◆ **Work to do**:
Please report every line from the material that contains the word "JSON".

◆ **Material provided**:

◇ ◇ ◇ ◇

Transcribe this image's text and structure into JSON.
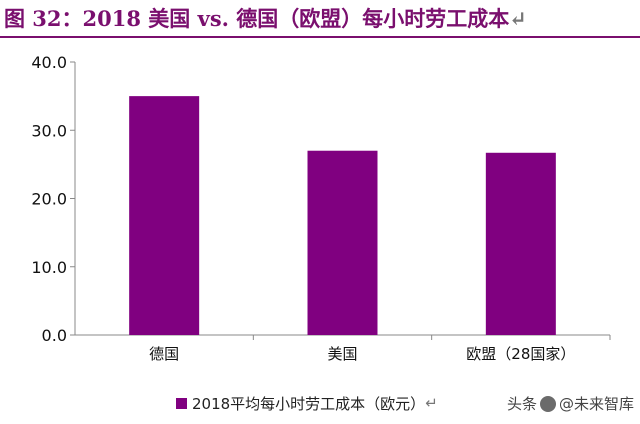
{
  "figure": {
    "title_prefix": "图 32：",
    "title_text": "2018 美国 vs. 德国（欧盟）每小时劳工成本",
    "title_color_prefix": "#7a0f6e",
    "title_color_text": "#7a0f6e",
    "accent": "#7a0f6e",
    "return_mark": "↵"
  },
  "chart_data": {
    "type": "bar",
    "title": "2018 美国 vs. 德国（欧盟）每小时劳工成本",
    "categories": [
      "德国",
      "美国",
      "欧盟（28国家）"
    ],
    "series": [
      {
        "name": "2018平均每小时劳工成本（欧元）",
        "values": [
          35.0,
          27.0,
          26.7
        ],
        "color": "#800080"
      }
    ],
    "ylim": [
      0,
      40
    ],
    "yticks": [
      0,
      10,
      20,
      30,
      40
    ],
    "ytick_labels": [
      "0.0",
      "10.0",
      "20.0",
      "30.0",
      "40.0"
    ],
    "xlabel": "",
    "ylabel": "",
    "grid": false,
    "legend_position": "bottom"
  },
  "watermark": {
    "prefix": "头条",
    "separator": "@",
    "name": "未来智库"
  }
}
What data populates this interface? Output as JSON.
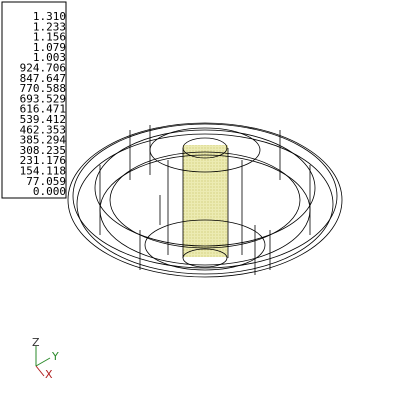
{
  "legend": {
    "values": [
      "1.310",
      "1.233",
      "1.156",
      "1.079",
      "1.003",
      "924.706",
      "847.647",
      "770.588",
      "693.529",
      "616.471",
      "539.412",
      "462.353",
      "385.294",
      "308.235",
      "231.176",
      "154.118",
      "77.059",
      "0.000"
    ]
  },
  "triad": {
    "z": "Z",
    "y": "Y",
    "x": "X"
  }
}
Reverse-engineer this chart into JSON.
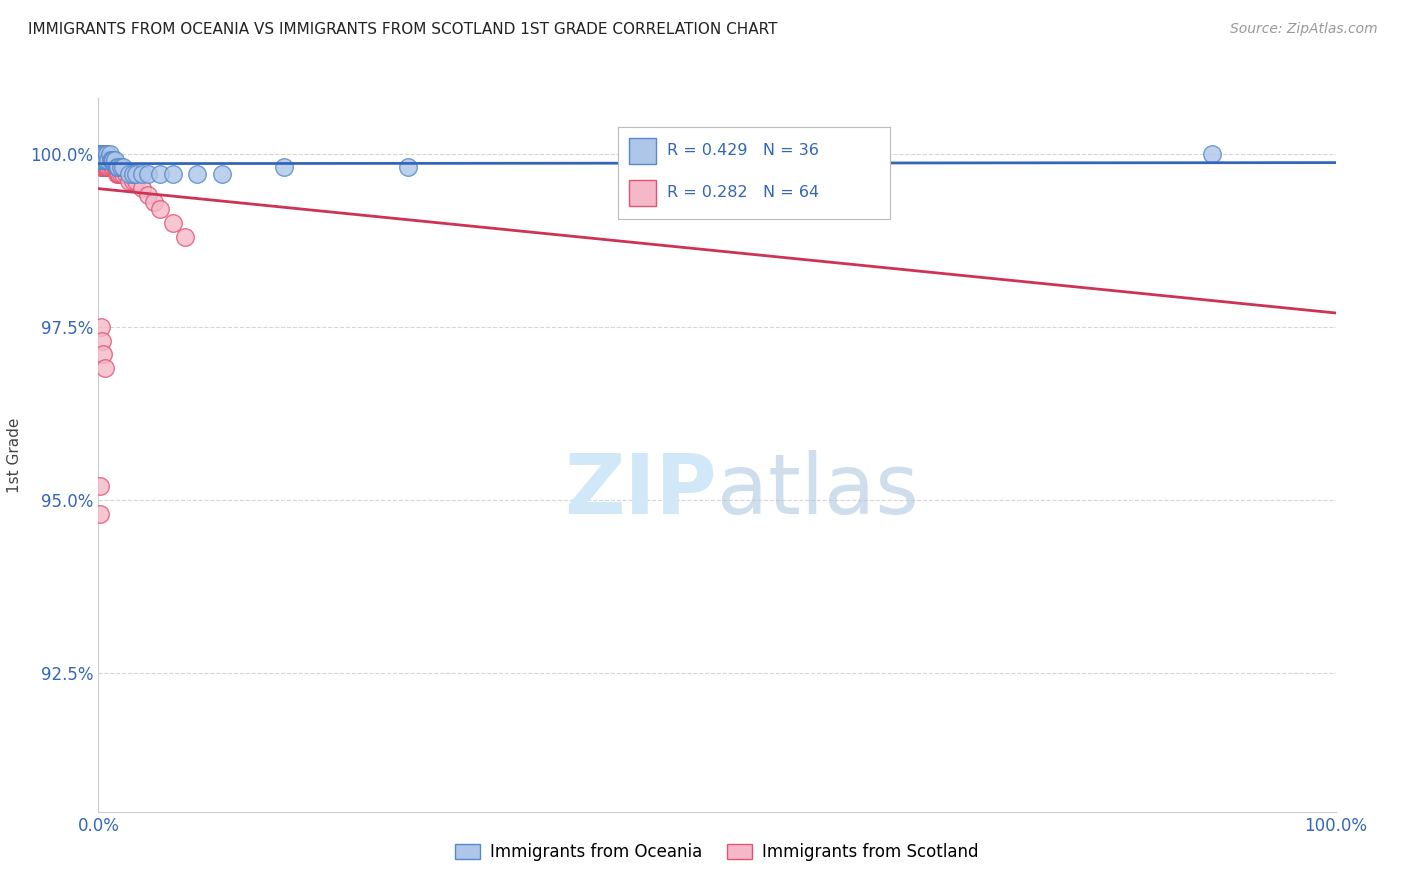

◇ ◇ ◇ ◇

◆ **Exercise answer**:
Transcribe this image's text and structure into JSON.
What data populates this interface? Output as JSON.
Reverse-engineer this chart into JSON.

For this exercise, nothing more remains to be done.